▸ Task instructions:
Leave out any pictures and transcribe all other data below exactly.

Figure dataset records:
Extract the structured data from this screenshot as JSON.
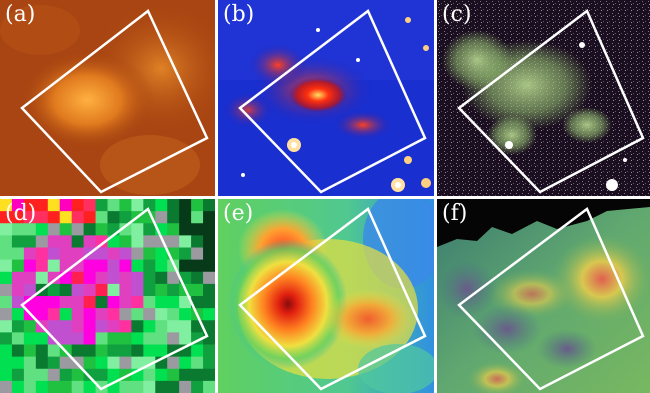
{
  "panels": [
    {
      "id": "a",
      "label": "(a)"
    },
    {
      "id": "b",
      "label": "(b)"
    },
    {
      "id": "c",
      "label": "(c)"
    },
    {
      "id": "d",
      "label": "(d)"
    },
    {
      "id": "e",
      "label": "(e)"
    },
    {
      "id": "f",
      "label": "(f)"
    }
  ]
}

▸ Result of the task:
Extract the structured data from this screenshot as JSON.
{
  "panels": [
    {
      "id": "a",
      "label": "(a)"
    },
    {
      "id": "b",
      "label": "(b)"
    },
    {
      "id": "c",
      "label": "(c)"
    },
    {
      "id": "d",
      "label": "(d)"
    },
    {
      "id": "e",
      "label": "(e)"
    },
    {
      "id": "f",
      "label": "(f)"
    }
  ]
}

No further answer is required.